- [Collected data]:
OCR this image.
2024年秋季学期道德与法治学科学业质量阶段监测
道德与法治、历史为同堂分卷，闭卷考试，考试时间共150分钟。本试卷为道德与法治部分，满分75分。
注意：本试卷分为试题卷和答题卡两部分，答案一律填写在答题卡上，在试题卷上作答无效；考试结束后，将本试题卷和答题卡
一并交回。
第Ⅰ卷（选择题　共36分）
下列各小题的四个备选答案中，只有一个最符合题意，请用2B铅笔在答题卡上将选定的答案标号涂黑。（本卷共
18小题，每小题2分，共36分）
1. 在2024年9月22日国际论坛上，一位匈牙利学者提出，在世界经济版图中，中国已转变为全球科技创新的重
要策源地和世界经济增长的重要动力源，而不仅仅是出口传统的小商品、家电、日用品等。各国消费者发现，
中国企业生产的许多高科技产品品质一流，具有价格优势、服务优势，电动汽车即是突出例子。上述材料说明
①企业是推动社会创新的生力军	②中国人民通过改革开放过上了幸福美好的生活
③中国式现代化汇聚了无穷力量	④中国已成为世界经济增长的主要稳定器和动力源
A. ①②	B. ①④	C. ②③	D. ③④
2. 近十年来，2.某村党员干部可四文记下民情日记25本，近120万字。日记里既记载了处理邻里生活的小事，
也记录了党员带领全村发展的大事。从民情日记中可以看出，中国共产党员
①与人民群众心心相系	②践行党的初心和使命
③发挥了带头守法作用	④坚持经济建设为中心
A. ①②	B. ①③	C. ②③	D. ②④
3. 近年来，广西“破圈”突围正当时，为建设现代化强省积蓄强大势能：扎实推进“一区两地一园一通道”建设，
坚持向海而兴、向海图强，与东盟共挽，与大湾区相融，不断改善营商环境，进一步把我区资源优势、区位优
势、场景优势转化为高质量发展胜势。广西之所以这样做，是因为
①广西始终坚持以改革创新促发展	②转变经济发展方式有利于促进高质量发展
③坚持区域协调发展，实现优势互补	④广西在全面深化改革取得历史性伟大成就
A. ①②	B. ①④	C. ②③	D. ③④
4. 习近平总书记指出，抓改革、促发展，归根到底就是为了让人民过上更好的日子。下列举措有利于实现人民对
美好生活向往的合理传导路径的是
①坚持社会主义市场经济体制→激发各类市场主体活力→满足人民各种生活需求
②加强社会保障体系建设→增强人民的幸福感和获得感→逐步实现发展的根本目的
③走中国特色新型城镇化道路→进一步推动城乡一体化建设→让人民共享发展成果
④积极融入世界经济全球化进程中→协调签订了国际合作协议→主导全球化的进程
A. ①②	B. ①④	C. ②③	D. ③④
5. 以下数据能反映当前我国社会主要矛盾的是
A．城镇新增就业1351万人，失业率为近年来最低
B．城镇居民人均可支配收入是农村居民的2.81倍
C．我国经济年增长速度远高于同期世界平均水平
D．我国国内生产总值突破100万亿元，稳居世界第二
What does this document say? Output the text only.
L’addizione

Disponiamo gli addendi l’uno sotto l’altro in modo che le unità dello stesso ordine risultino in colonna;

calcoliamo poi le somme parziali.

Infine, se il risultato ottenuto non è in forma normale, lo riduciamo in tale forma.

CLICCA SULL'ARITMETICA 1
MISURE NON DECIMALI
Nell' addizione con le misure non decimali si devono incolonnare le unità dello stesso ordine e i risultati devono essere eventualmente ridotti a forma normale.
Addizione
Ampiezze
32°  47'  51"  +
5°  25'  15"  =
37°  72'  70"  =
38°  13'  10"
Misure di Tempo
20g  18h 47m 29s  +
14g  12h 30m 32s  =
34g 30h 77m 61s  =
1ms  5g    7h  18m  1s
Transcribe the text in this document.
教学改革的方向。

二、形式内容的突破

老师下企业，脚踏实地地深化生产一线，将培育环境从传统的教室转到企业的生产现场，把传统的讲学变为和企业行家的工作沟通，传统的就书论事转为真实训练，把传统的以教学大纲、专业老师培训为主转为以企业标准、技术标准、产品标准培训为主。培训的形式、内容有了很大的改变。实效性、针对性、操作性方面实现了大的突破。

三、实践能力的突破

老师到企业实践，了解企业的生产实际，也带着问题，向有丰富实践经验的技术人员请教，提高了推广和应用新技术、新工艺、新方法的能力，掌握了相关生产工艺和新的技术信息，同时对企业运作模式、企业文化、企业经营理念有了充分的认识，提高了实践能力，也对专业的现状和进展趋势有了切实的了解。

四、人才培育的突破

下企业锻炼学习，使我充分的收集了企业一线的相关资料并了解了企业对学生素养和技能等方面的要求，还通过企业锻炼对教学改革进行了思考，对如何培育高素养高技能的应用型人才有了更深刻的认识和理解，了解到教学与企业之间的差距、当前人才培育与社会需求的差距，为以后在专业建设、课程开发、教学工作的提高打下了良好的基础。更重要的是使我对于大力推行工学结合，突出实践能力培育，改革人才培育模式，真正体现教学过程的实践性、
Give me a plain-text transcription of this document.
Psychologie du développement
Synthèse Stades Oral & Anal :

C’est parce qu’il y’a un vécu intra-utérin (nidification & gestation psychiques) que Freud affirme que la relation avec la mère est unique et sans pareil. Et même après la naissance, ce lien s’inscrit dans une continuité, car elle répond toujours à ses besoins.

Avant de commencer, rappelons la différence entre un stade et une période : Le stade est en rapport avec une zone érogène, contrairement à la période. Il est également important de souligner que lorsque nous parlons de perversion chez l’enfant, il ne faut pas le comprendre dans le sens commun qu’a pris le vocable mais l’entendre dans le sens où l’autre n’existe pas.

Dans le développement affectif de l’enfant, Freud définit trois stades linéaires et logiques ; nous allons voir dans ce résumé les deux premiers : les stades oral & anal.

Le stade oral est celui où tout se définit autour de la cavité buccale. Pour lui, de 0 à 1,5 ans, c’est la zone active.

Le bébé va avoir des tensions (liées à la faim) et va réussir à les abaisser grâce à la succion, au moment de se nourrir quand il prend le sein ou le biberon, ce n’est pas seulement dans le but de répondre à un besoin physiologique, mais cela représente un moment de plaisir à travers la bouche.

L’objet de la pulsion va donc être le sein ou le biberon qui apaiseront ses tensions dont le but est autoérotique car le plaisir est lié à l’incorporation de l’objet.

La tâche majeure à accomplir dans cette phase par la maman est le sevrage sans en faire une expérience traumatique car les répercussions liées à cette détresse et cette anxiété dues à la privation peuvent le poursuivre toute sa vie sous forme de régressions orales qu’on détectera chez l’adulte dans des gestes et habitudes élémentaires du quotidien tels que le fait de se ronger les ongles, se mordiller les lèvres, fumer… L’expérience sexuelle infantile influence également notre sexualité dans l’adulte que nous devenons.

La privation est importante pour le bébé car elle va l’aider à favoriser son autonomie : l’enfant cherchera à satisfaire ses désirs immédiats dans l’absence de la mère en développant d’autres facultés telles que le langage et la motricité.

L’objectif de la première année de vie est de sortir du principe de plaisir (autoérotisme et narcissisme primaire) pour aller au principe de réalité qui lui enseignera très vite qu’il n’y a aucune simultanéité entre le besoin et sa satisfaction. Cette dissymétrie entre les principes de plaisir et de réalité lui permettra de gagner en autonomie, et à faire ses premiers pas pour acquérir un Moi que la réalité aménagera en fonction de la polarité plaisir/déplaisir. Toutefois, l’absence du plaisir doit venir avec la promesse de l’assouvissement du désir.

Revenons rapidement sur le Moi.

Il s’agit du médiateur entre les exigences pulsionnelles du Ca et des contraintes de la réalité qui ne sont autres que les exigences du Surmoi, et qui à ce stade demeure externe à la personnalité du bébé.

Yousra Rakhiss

- [REQUIREMENTS]:
Reply with nothing but the number of lines in the data above that contain "document".

- [RESULT FOR THIS EXERCISE]:
3